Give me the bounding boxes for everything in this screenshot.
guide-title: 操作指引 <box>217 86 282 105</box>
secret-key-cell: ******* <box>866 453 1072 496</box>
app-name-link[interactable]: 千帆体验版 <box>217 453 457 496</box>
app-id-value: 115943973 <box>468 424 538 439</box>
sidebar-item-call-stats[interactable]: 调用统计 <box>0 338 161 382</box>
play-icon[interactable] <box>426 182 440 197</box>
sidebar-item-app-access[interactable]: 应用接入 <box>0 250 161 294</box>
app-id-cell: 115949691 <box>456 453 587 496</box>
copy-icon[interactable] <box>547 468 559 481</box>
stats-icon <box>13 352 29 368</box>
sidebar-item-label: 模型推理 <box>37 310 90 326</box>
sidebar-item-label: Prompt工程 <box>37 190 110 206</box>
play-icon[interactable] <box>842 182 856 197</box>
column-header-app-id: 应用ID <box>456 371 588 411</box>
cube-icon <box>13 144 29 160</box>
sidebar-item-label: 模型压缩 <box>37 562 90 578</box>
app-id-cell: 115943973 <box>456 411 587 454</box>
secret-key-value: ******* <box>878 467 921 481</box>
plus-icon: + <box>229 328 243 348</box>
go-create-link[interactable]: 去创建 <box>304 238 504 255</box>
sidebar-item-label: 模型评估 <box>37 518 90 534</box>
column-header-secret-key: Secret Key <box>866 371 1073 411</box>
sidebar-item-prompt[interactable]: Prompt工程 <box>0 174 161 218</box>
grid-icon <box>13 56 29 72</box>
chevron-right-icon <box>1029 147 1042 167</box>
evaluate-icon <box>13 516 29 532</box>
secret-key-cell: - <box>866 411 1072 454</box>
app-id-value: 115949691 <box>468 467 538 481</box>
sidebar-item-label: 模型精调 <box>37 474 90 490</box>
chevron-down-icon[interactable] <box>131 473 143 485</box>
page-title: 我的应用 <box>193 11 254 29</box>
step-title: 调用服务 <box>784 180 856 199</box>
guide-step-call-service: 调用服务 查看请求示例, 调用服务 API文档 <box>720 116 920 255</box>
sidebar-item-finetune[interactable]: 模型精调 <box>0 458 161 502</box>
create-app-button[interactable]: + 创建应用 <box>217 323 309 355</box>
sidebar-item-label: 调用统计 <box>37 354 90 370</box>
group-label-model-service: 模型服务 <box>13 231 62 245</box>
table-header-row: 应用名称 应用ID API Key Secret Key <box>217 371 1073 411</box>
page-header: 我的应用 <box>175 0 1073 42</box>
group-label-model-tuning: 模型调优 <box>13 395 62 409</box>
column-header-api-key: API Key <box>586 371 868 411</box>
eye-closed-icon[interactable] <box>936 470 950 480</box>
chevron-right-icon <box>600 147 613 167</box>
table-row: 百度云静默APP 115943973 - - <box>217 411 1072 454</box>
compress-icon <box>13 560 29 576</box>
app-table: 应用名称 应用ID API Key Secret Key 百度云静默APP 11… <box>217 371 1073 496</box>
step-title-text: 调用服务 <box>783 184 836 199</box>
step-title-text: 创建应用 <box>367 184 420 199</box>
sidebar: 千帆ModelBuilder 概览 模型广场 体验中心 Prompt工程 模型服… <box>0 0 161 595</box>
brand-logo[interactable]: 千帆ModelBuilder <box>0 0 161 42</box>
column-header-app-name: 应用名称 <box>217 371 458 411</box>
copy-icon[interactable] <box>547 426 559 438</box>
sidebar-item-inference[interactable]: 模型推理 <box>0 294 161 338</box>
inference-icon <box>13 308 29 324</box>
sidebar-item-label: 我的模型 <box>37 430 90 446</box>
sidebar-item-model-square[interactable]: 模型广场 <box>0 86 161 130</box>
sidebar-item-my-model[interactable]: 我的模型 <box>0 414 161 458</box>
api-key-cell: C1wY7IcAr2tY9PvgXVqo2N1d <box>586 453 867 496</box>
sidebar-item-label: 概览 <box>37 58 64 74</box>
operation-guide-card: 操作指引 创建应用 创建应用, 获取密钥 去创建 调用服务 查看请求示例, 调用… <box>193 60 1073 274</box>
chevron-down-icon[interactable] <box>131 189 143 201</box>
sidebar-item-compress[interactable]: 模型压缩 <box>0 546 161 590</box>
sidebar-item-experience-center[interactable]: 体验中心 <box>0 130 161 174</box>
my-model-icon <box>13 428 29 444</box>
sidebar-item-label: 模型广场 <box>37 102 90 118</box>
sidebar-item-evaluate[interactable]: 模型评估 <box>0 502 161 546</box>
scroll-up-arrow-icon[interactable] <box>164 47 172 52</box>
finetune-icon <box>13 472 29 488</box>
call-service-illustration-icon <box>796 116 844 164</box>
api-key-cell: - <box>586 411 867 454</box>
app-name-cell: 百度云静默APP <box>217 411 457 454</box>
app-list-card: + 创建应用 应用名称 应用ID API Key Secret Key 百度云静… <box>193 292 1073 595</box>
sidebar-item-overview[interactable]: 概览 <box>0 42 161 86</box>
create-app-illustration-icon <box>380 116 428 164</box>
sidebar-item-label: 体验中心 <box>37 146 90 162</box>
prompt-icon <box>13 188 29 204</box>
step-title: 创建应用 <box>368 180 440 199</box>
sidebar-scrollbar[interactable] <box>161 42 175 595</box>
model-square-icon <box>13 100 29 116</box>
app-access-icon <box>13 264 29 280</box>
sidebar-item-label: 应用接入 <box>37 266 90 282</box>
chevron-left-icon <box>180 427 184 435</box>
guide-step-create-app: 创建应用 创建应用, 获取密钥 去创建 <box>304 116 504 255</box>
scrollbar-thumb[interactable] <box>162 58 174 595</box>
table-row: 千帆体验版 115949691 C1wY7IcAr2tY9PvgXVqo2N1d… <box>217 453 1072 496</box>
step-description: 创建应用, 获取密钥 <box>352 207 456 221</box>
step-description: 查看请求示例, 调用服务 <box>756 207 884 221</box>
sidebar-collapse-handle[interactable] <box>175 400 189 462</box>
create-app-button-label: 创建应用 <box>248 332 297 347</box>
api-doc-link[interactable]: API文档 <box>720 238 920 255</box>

CHALLENGE = Lay out the listing as a Markdown table with the columns Row and Entry, starting at its first line and ending at the line containing "sidebar-item-label: 模型压缩 <box>37". Number each row and leave out any blank lines.

ANSWER FOR THE TASK =
| Row | Entry |
|---|---|
| 1 | Give me the bounding boxes for everything in this screenshot. |
| 2 | guide-title: 操作指引 <box>217 86 282 105</box> |
| 3 | secret-key-cell: ******* <box>866 453 1072 496</box> |
| 4 | app-name-link[interactable]: 千帆体验版 <box>217 453 457 496</box> |
| 5 | app-id-value: 115943973 <box>468 424 538 439</box> |
| 6 | sidebar-item-call-stats[interactable]: 调用统计 <box>0 338 161 382</box> |
| 7 | play-icon[interactable] <box>426 182 440 197</box> |
| 8 | sidebar-item-app-access[interactable]: 应用接入 <box>0 250 161 294</box> |
| 9 | app-id-cell: 115949691 <box>456 453 587 496</box> |
| 10 | copy-icon[interactable] <box>547 468 559 481</box> |
| 11 | stats-icon <box>13 352 29 368</box> |
| 12 | sidebar-item-label: 模型推理 <box>37 310 90 326</box> |
| 13 | sidebar-item-label: Prompt工程 <box>37 190 110 206</box> |
| 14 | play-icon[interactable] <box>842 182 856 197</box> |
| 15 | column-header-app-id: 应用ID <box>456 371 588 411</box> |
| 16 | cube-icon <box>13 144 29 160</box> |
| 17 | sidebar-item-label: 模型压缩 <box>37 562 90 578</box> |